◆ **WORK TO BE COMPLETED**:
Quote the whole listing verbatim.

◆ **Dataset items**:
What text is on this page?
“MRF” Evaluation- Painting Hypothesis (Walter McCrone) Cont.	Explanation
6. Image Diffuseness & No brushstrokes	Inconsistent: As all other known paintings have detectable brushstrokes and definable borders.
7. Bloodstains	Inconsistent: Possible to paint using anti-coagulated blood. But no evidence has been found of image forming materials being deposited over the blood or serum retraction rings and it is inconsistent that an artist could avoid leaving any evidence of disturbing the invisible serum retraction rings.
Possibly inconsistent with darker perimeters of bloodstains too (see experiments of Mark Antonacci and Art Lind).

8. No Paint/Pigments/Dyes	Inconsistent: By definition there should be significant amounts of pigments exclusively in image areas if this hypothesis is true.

◆ **FULL ANSWER**:
What text is on this page?
“MRF” Evaluation- Painting Hypothesis (Walter McCrone) Cont.	Explanation
6. Image Diffuseness & No brushstrokes	Inconsistent: As all other known paintings have detectable brushstrokes and definable borders.
7. Bloodstains	Inconsistent: Possible to paint using anti-coagulated blood. But no evidence has been found of image forming materials being deposited over the blood or serum retraction rings and it is inconsistent that an artist could avoid leaving any evidence of disturbing the invisible serum retraction rings.
Possibly inconsistent with darker perimeters of bloodstains too (see experiments of Mark Antonacci and Art Lind).

8. No Paint/Pigments/Dyes	Inconsistent: By definition there should be significant amounts of pigments exclusively in image areas if this hypothesis is true.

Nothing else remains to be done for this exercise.